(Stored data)
________________________

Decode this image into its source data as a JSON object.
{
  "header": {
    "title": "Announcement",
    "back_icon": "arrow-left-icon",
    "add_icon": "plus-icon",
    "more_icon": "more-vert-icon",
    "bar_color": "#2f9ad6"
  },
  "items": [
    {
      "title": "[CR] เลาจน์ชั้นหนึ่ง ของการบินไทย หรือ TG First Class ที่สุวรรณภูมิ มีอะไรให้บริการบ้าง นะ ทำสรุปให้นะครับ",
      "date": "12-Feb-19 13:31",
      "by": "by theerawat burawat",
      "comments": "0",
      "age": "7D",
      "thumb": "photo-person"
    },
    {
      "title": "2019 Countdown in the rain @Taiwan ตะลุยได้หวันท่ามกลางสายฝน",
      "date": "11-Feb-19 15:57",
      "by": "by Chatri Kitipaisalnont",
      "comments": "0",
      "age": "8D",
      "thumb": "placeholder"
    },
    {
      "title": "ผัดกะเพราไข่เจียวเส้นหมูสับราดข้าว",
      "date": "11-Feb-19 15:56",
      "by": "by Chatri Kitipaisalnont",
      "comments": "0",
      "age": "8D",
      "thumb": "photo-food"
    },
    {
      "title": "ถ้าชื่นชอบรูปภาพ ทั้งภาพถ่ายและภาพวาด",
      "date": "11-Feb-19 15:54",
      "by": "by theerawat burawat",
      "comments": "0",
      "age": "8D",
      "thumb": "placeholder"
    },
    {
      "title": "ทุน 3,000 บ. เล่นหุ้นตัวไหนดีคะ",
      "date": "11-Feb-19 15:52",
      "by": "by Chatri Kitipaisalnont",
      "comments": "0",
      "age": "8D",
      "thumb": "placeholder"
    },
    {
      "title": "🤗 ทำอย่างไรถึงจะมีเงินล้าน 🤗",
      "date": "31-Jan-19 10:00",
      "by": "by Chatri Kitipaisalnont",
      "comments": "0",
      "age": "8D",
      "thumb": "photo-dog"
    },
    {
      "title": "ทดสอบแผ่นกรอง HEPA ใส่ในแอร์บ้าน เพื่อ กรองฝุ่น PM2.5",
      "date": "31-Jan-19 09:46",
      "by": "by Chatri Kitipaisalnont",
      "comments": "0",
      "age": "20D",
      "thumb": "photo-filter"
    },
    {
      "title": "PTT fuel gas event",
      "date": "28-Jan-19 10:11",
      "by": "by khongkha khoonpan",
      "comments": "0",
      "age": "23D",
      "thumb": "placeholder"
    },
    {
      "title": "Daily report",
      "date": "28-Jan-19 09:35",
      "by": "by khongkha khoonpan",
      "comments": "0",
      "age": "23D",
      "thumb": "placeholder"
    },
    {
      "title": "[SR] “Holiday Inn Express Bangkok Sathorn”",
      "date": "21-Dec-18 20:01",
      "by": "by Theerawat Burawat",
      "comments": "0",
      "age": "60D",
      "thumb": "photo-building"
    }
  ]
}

________________________

- **Given request**
Count the lines above that contain the word "photo", and reply with only that number.

- **Answer in full**
5